(Records about charts and figures)
····················
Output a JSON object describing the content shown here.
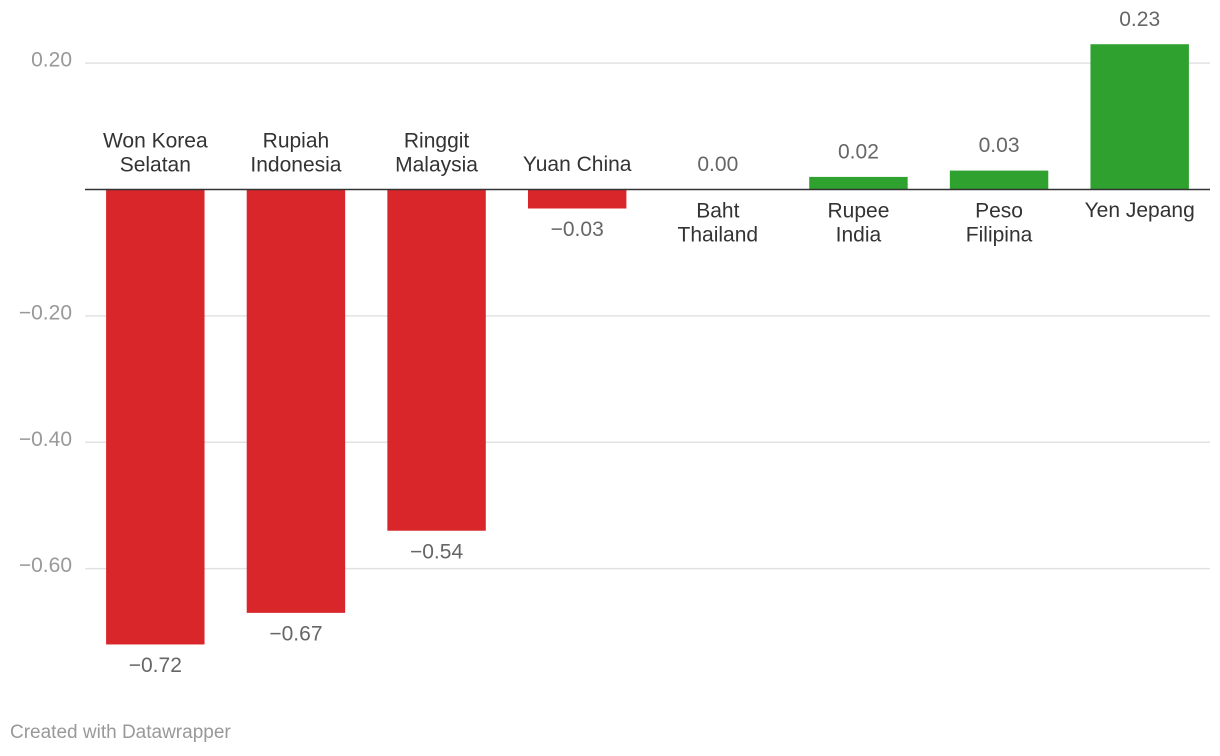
{
  "chart_data": {
    "type": "bar",
    "categories": [
      "Won Korea\nSelatan",
      "Rupiah\nIndonesia",
      "Ringgit\nMalaysia",
      "Yuan China",
      "Baht\nThailand",
      "Rupee\nIndia",
      "Peso\nFilipina",
      "Yen Jepang"
    ],
    "values": [
      -0.72,
      -0.67,
      -0.54,
      -0.03,
      0.0,
      0.02,
      0.03,
      0.23
    ],
    "value_labels": [
      "−0.72",
      "−0.67",
      "−0.54",
      "−0.03",
      "0.00",
      "0.02",
      "0.03",
      "0.23"
    ],
    "colors": [
      "#d8262a",
      "#d8262a",
      "#d8262a",
      "#d8262a",
      "#d8262a",
      "#2ea12e",
      "#2ea12e",
      "#2ea12e"
    ],
    "ylim": [
      -0.8,
      0.3
    ],
    "yticks": [
      {
        "value": 0.2,
        "label": "0.20"
      },
      {
        "value": -0.2,
        "label": "−0.20"
      },
      {
        "value": -0.4,
        "label": "−0.40"
      },
      {
        "value": -0.6,
        "label": "−0.60"
      }
    ],
    "grid": true,
    "footer": "Created with Datawrapper"
  }
}
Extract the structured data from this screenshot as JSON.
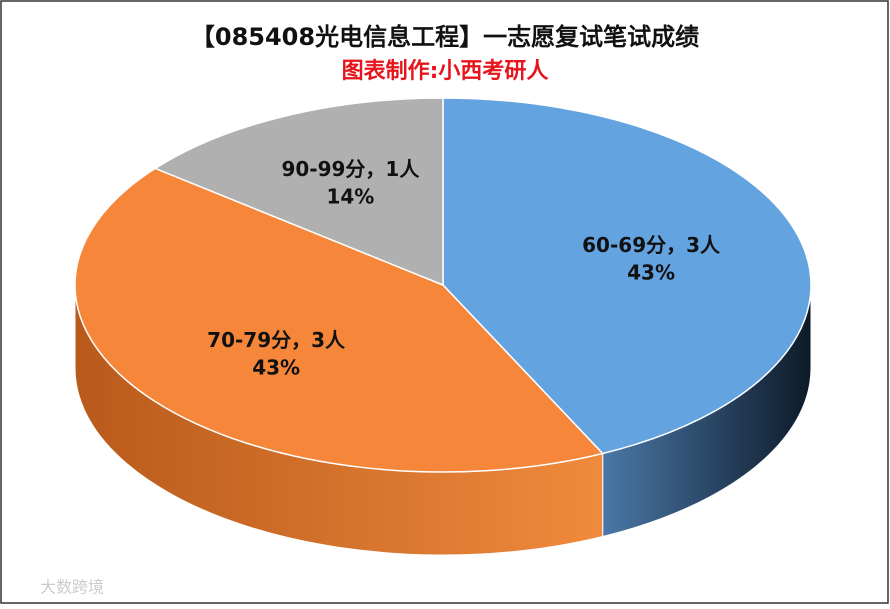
{
  "chart_data": {
    "type": "pie3d",
    "title": "【085408光电信息工程】一志愿复试笔试成绩",
    "subtitle": "图表制作:小西考研人",
    "categories": [
      "60-69分",
      "70-79分",
      "90-99分"
    ],
    "label_separator": "，",
    "values": [
      3,
      3,
      1
    ],
    "value_labels": [
      "3人",
      "3人",
      "1人"
    ],
    "percents": [
      43,
      43,
      14
    ],
    "percent_labels": [
      "43%",
      "43%",
      "14%"
    ],
    "colors": [
      "#63a3e0",
      "#f5863a",
      "#b0b0b0"
    ],
    "side_colors": [
      [
        "#4a78a8",
        "#0d1a28"
      ],
      [
        "#b85a1c",
        "#f08a3c"
      ],
      [
        "#888",
        "#555"
      ]
    ],
    "watermark": "大数跨境"
  }
}
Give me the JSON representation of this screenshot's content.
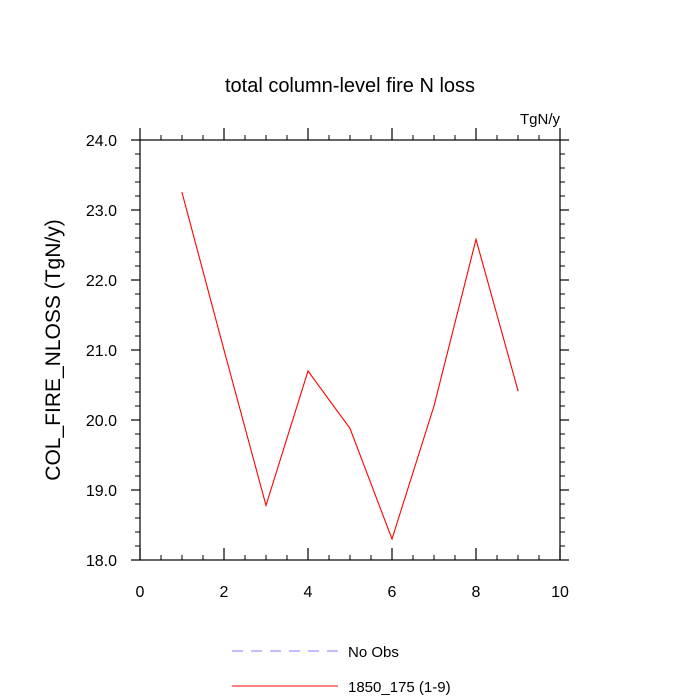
{
  "chart_data": {
    "type": "line",
    "title": "total column-level fire N loss",
    "units": "TgN/y",
    "ylabel": "COL_FIRE_NLOSS  (TgN/y)",
    "xlabel": "",
    "xlim": [
      0,
      10
    ],
    "ylim": [
      18.0,
      24.0
    ],
    "x_ticks": [
      0,
      2,
      4,
      6,
      8,
      10
    ],
    "x_tick_labels": [
      "0",
      "2",
      "4",
      "6",
      "8",
      "10"
    ],
    "y_ticks": [
      18.0,
      19.0,
      20.0,
      21.0,
      22.0,
      23.0,
      24.0
    ],
    "y_tick_labels": [
      "18.0",
      "19.0",
      "20.0",
      "21.0",
      "22.0",
      "23.0",
      "24.0"
    ],
    "grid": false,
    "legend_position": "bottom",
    "series": [
      {
        "name": "1850_175 (1-9)",
        "color": "#ff0000",
        "style": "solid",
        "x": [
          1,
          2,
          3,
          4,
          5,
          6,
          7,
          8,
          9
        ],
        "values": [
          23.25,
          21.0,
          18.78,
          20.7,
          19.88,
          18.3,
          20.2,
          22.58,
          20.42
        ]
      }
    ],
    "legend": [
      {
        "label": "No Obs",
        "color": "#8080ff",
        "style": "dashed"
      },
      {
        "label": "1850_175 (1-9)",
        "color": "#ff0000",
        "style": "solid"
      }
    ]
  }
}
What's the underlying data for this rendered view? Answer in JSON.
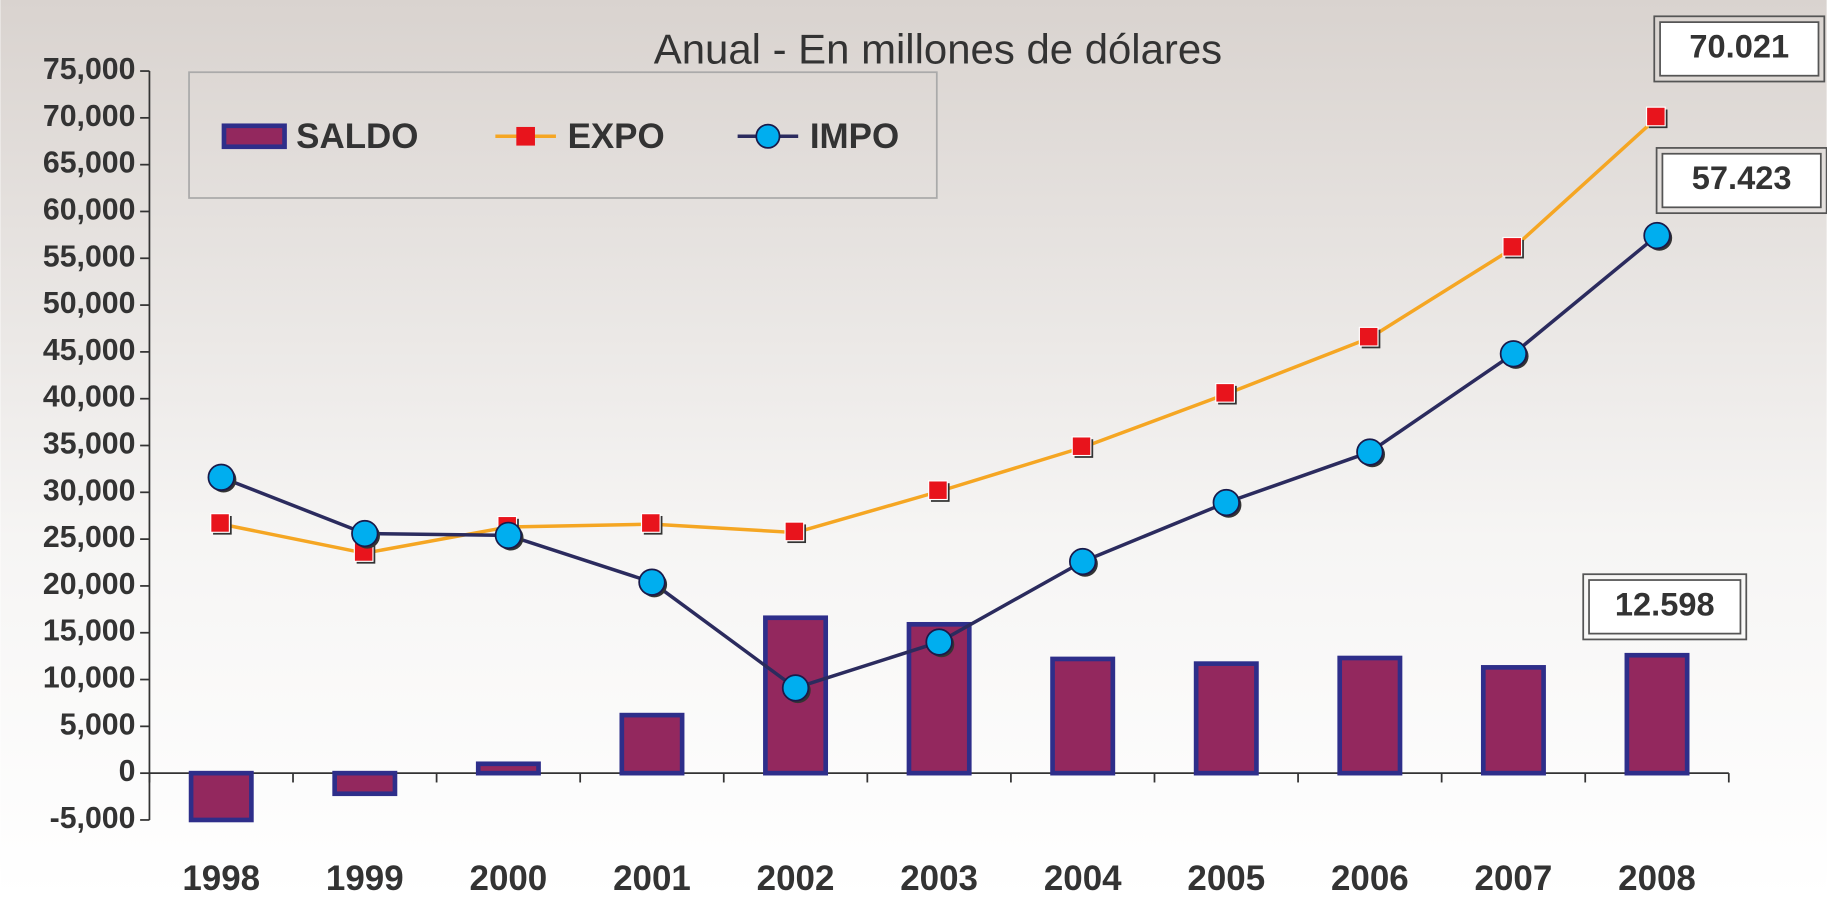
{
  "chart_data": {
    "type": "bar-line",
    "title": "Anual - En millones de dólares",
    "categories": [
      "1998",
      "1999",
      "2000",
      "2001",
      "2002",
      "2003",
      "2004",
      "2005",
      "2006",
      "2007",
      "2008"
    ],
    "series": [
      {
        "name": "SALDO",
        "type": "bar",
        "color": "#93285e",
        "edge": "#2e2e8a",
        "values": [
          -5000,
          -2200,
          1000,
          6200,
          16600,
          15900,
          12200,
          11700,
          12300,
          11300,
          12598
        ],
        "value_labels": [
          null,
          null,
          null,
          null,
          null,
          null,
          null,
          null,
          null,
          null,
          "12.598"
        ]
      },
      {
        "name": "EXPO",
        "type": "line",
        "color": "#f5a623",
        "marker": "square",
        "marker_color": "#e8141c",
        "values": [
          26600,
          23500,
          26300,
          26600,
          25700,
          30100,
          34800,
          40500,
          46500,
          56100,
          70021
        ],
        "value_labels": [
          null,
          null,
          null,
          null,
          null,
          null,
          null,
          null,
          null,
          null,
          "70.021"
        ]
      },
      {
        "name": "IMPO",
        "type": "line",
        "color": "#2b2b5e",
        "marker": "circle",
        "marker_color": "#00aeef",
        "values": [
          31600,
          25600,
          25400,
          20400,
          9100,
          14000,
          22600,
          28900,
          34300,
          44800,
          57423
        ],
        "value_labels": [
          null,
          null,
          null,
          null,
          null,
          null,
          null,
          null,
          null,
          null,
          "57.423"
        ]
      }
    ],
    "ylim": [
      -5000,
      75000
    ],
    "yticks": [
      {
        "value": -5000,
        "label": "-5,000"
      },
      0,
      {
        "value": 5000,
        "label": "5,000"
      },
      {
        "value": 10000,
        "label": "10,000"
      },
      {
        "value": 15000,
        "label": "15,000"
      },
      {
        "value": 20000,
        "label": "20,000"
      },
      {
        "value": 25000,
        "label": "25,000"
      },
      {
        "value": 30000,
        "label": "30,000"
      },
      {
        "value": 35000,
        "label": "35,000"
      },
      {
        "value": 40000,
        "label": "40,000"
      },
      {
        "value": 45000,
        "label": "45,000"
      },
      {
        "value": 50000,
        "label": "50,000"
      },
      {
        "value": 55000,
        "label": "55,000"
      },
      {
        "value": 60000,
        "label": "60,000"
      },
      {
        "value": 65000,
        "label": "65,000"
      },
      {
        "value": 70000,
        "label": "70,000"
      },
      {
        "value": 75000,
        "label": "75,000"
      }
    ],
    "legend": "top-left",
    "grid": false
  }
}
····················
→ **Task prompt**:
Write out the listing word for word, omitting the pictures it holds.

→ **Output of the task**:
Output a JSON object describing the content shown here.
{
  "chart_data": {
    "type": "bar",
    "categories": [
      "Won Korea\nSelatan",
      "Rupiah\nIndonesia",
      "Ringgit\nMalaysia",
      "Yuan China",
      "Baht\nThailand",
      "Rupee\nIndia",
      "Peso\nFilipina",
      "Yen Jepang"
    ],
    "values": [
      -0.72,
      -0.67,
      -0.54,
      -0.03,
      0.0,
      0.02,
      0.03,
      0.23
    ],
    "value_labels": [
      "−0.72",
      "−0.67",
      "−0.54",
      "−0.03",
      "0.00",
      "0.02",
      "0.03",
      "0.23"
    ],
    "colors": [
      "#d8262a",
      "#d8262a",
      "#d8262a",
      "#d8262a",
      "#d8262a",
      "#2ea12e",
      "#2ea12e",
      "#2ea12e"
    ],
    "ylim": [
      -0.8,
      0.3
    ],
    "yticks": [
      {
        "value": 0.2,
        "label": "0.20"
      },
      {
        "value": -0.2,
        "label": "−0.20"
      },
      {
        "value": -0.4,
        "label": "−0.40"
      },
      {
        "value": -0.6,
        "label": "−0.60"
      }
    ],
    "grid": true,
    "footer": "Created with Datawrapper"
  }
}
Extract the structured data from this screenshot as JSON.
{
  "chart_data": {
    "type": "pie3d",
    "title": "【085408光电信息工程】一志愿复试笔试成绩",
    "subtitle": "图表制作:小西考研人",
    "categories": [
      "60-69分",
      "70-79分",
      "90-99分"
    ],
    "label_separator": "，",
    "values": [
      3,
      3,
      1
    ],
    "value_labels": [
      "3人",
      "3人",
      "1人"
    ],
    "percents": [
      43,
      43,
      14
    ],
    "percent_labels": [
      "43%",
      "43%",
      "14%"
    ],
    "colors": [
      "#63a3e0",
      "#f5863a",
      "#b0b0b0"
    ],
    "side_colors": [
      [
        "#4a78a8",
        "#0d1a28"
      ],
      [
        "#b85a1c",
        "#f08a3c"
      ],
      [
        "#888",
        "#555"
      ]
    ],
    "watermark": "大数跨境"
  }
}
Give me the JSON representation of this screenshot's content.
{
  "chart_data": {
    "type": "line",
    "title": "total column-level fire N loss",
    "units": "TgN/y",
    "ylabel": "COL_FIRE_NLOSS  (TgN/y)",
    "xlabel": "",
    "xlim": [
      0,
      10
    ],
    "ylim": [
      18.0,
      24.0
    ],
    "x_ticks": [
      0,
      2,
      4,
      6,
      8,
      10
    ],
    "x_tick_labels": [
      "0",
      "2",
      "4",
      "6",
      "8",
      "10"
    ],
    "y_ticks": [
      18.0,
      19.0,
      20.0,
      21.0,
      22.0,
      23.0,
      24.0
    ],
    "y_tick_labels": [
      "18.0",
      "19.0",
      "20.0",
      "21.0",
      "22.0",
      "23.0",
      "24.0"
    ],
    "grid": false,
    "legend_position": "bottom",
    "series": [
      {
        "name": "1850_175 (1-9)",
        "color": "#ff0000",
        "style": "solid",
        "x": [
          1,
          2,
          3,
          4,
          5,
          6,
          7,
          8,
          9
        ],
        "values": [
          23.25,
          21.0,
          18.78,
          20.7,
          19.88,
          18.3,
          20.2,
          22.58,
          20.42
        ]
      }
    ],
    "legend": [
      {
        "label": "No Obs",
        "color": "#8080ff",
        "style": "dashed"
      },
      {
        "label": "1850_175 (1-9)",
        "color": "#ff0000",
        "style": "solid"
      }
    ]
  }
}
What's the underlying data for this rendered view? Answer in JSON.
{
  "chart_data": {
    "type": "bar-line",
    "title": "Anual - En millones de dólares",
    "categories": [
      "1998",
      "1999",
      "2000",
      "2001",
      "2002",
      "2003",
      "2004",
      "2005",
      "2006",
      "2007",
      "2008"
    ],
    "series": [
      {
        "name": "SALDO",
        "type": "bar",
        "color": "#93285e",
        "edge": "#2e2e8a",
        "values": [
          -5000,
          -2200,
          1000,
          6200,
          16600,
          15900,
          12200,
          11700,
          12300,
          11300,
          12598
        ],
        "value_labels": [
          null,
          null,
          null,
          null,
          null,
          null,
          null,
          null,
          null,
          null,
          "12.598"
        ]
      },
      {
        "name": "EXPO",
        "type": "line",
        "color": "#f5a623",
        "marker": "square",
        "marker_color": "#e8141c",
        "values": [
          26600,
          23500,
          26300,
          26600,
          25700,
          30100,
          34800,
          40500,
          46500,
          56100,
          70021
        ],
        "value_labels": [
          null,
          null,
          null,
          null,
          null,
          null,
          null,
          null,
          null,
          null,
          "70.021"
        ]
      },
      {
        "name": "IMPO",
        "type": "line",
        "color": "#2b2b5e",
        "marker": "circle",
        "marker_color": "#00aeef",
        "values": [
          31600,
          25600,
          25400,
          20400,
          9100,
          14000,
          22600,
          28900,
          34300,
          44800,
          57423
        ],
        "value_labels": [
          null,
          null,
          null,
          null,
          null,
          null,
          null,
          null,
          null,
          null,
          "57.423"
        ]
      }
    ],
    "ylim": [
      -5000,
      75000
    ],
    "yticks": [
      {
        "value": -5000,
        "label": "-5,000"
      },
      0,
      {
        "value": 5000,
        "label": "5,000"
      },
      {
        "value": 10000,
        "label": "10,000"
      },
      {
        "value": 15000,
        "label": "15,000"
      },
      {
        "value": 20000,
        "label": "20,000"
      },
      {
        "value": 25000,
        "label": "25,000"
      },
      {
        "value": 30000,
        "label": "30,000"
      },
      {
        "value": 35000,
        "label": "35,000"
      },
      {
        "value": 40000,
        "label": "40,000"
      },
      {
        "value": 45000,
        "label": "45,000"
      },
      {
        "value": 50000,
        "label": "50,000"
      },
      {
        "value": 55000,
        "label": "55,000"
      },
      {
        "value": 60000,
        "label": "60,000"
      },
      {
        "value": 65000,
        "label": "65,000"
      },
      {
        "value": 70000,
        "label": "70,000"
      },
      {
        "value": 75000,
        "label": "75,000"
      }
    ],
    "legend": "top-left",
    "grid": false
  }
}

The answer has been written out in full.